DATA LINES ▸
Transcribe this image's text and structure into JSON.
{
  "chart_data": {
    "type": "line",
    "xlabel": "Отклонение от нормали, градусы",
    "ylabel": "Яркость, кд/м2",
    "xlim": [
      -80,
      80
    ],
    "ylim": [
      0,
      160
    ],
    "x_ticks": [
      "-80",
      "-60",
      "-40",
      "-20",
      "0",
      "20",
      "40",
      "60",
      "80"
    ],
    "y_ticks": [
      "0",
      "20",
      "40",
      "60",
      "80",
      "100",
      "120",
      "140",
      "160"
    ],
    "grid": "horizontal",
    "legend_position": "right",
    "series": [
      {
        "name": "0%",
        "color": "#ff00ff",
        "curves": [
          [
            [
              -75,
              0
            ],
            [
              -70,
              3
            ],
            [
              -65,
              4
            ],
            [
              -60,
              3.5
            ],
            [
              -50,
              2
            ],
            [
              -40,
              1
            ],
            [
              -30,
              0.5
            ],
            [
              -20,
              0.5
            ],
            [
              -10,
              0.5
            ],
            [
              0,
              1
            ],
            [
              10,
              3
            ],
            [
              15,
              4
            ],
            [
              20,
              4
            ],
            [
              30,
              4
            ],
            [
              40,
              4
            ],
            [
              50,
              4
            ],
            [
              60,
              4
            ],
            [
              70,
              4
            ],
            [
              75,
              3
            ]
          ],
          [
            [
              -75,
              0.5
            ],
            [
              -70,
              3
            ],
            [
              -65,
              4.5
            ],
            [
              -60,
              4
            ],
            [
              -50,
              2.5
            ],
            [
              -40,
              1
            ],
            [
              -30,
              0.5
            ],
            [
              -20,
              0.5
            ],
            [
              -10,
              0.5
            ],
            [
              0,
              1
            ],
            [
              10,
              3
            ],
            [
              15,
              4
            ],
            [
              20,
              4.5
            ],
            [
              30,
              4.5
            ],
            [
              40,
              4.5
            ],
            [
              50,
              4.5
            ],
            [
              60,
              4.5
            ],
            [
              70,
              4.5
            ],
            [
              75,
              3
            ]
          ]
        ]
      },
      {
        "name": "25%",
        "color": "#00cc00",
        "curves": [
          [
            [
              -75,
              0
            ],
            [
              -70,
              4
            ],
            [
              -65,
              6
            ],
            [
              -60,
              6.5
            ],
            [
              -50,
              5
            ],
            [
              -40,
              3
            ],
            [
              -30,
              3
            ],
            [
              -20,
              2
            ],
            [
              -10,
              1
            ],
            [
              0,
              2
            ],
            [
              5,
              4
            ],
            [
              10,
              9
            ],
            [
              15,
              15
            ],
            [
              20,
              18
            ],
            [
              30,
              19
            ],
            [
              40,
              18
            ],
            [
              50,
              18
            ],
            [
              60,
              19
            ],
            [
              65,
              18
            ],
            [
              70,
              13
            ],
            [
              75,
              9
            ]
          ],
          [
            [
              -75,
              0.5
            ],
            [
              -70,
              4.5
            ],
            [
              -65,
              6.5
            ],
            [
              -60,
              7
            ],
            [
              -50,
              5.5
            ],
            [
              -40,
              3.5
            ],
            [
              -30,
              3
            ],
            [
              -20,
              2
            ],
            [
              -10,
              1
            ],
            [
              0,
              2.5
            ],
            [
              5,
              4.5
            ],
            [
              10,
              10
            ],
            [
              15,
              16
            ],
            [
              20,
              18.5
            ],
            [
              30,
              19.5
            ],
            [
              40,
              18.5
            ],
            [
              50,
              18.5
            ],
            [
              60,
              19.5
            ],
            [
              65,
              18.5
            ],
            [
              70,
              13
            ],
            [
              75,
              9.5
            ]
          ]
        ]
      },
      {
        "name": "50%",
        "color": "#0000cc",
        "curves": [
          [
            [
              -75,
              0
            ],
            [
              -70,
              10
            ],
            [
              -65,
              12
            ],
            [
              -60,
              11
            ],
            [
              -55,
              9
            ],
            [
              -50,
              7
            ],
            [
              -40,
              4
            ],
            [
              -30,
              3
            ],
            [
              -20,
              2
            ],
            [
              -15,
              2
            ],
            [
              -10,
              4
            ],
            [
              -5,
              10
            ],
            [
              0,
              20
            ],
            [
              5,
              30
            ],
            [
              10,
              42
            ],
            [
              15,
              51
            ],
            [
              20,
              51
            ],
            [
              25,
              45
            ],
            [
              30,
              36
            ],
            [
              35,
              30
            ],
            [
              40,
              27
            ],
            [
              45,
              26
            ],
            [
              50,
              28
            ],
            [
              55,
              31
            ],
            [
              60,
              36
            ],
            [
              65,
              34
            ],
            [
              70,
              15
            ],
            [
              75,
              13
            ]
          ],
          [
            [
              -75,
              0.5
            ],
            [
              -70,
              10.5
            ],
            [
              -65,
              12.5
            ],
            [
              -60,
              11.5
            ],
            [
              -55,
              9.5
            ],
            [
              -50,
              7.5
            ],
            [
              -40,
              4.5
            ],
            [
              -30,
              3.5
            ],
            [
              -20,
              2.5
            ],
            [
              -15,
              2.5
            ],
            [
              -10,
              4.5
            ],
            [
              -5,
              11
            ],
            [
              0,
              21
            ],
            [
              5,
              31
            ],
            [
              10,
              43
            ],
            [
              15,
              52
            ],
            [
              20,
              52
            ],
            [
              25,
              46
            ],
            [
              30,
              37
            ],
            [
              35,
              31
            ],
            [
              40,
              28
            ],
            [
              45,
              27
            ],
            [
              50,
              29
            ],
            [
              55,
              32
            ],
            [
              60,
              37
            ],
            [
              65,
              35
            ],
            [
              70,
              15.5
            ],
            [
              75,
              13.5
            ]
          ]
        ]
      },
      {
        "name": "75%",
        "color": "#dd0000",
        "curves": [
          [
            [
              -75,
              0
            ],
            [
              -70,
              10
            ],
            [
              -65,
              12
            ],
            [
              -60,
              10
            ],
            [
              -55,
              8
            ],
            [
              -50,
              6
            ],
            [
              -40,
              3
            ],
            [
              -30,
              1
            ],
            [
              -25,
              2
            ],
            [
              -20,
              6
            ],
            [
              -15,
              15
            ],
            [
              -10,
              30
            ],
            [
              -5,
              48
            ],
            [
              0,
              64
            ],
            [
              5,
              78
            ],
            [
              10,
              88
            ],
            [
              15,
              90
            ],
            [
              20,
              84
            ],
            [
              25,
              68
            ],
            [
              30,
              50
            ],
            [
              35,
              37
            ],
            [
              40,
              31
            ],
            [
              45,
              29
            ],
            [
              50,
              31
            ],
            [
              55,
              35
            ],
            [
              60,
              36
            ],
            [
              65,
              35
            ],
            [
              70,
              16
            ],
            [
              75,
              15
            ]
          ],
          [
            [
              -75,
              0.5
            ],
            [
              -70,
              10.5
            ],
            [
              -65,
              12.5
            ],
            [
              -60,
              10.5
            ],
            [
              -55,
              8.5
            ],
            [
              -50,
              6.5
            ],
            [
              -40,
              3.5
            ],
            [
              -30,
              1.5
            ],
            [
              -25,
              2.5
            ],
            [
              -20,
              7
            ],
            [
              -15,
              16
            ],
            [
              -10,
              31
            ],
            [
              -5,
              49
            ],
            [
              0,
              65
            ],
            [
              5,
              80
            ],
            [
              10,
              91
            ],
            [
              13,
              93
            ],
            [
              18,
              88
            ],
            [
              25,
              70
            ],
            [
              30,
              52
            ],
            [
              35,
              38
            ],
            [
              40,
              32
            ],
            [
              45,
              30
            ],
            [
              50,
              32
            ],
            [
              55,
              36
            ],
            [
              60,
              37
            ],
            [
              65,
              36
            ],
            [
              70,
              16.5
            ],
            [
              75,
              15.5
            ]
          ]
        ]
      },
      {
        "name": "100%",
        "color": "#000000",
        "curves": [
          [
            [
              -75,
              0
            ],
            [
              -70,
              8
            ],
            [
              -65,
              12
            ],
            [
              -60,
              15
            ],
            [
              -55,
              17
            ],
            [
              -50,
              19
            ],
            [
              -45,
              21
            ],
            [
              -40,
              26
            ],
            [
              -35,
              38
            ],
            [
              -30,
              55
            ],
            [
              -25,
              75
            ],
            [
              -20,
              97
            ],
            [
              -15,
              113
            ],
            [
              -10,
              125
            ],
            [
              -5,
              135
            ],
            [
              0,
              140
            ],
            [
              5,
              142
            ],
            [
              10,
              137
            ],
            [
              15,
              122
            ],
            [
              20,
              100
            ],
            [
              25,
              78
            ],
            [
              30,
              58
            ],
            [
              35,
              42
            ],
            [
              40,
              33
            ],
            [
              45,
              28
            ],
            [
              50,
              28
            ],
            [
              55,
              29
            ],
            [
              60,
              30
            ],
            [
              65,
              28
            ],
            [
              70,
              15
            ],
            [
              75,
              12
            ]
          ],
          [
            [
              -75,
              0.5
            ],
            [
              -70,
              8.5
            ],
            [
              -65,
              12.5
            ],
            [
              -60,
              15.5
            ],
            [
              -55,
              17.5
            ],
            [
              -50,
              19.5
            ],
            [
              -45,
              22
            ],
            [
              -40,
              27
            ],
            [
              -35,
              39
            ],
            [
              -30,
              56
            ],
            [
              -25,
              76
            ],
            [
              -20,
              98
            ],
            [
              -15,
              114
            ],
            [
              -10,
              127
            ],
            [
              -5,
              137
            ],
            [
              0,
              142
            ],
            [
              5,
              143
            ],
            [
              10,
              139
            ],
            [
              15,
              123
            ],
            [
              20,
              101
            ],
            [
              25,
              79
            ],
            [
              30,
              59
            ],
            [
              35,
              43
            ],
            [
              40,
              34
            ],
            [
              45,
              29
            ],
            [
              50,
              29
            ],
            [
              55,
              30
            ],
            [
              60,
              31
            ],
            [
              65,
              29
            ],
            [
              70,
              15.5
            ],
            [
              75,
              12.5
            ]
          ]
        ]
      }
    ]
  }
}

REQUIRED WORK ▸ Each line that holds the word "color" should be extracted from the records.

EXERCISE OUTPUT ▸
        "color": "#ff00ff",
        "color": "#00cc00",
        "color": "#0000cc",
        "color": "#dd0000",
        "color": "#000000",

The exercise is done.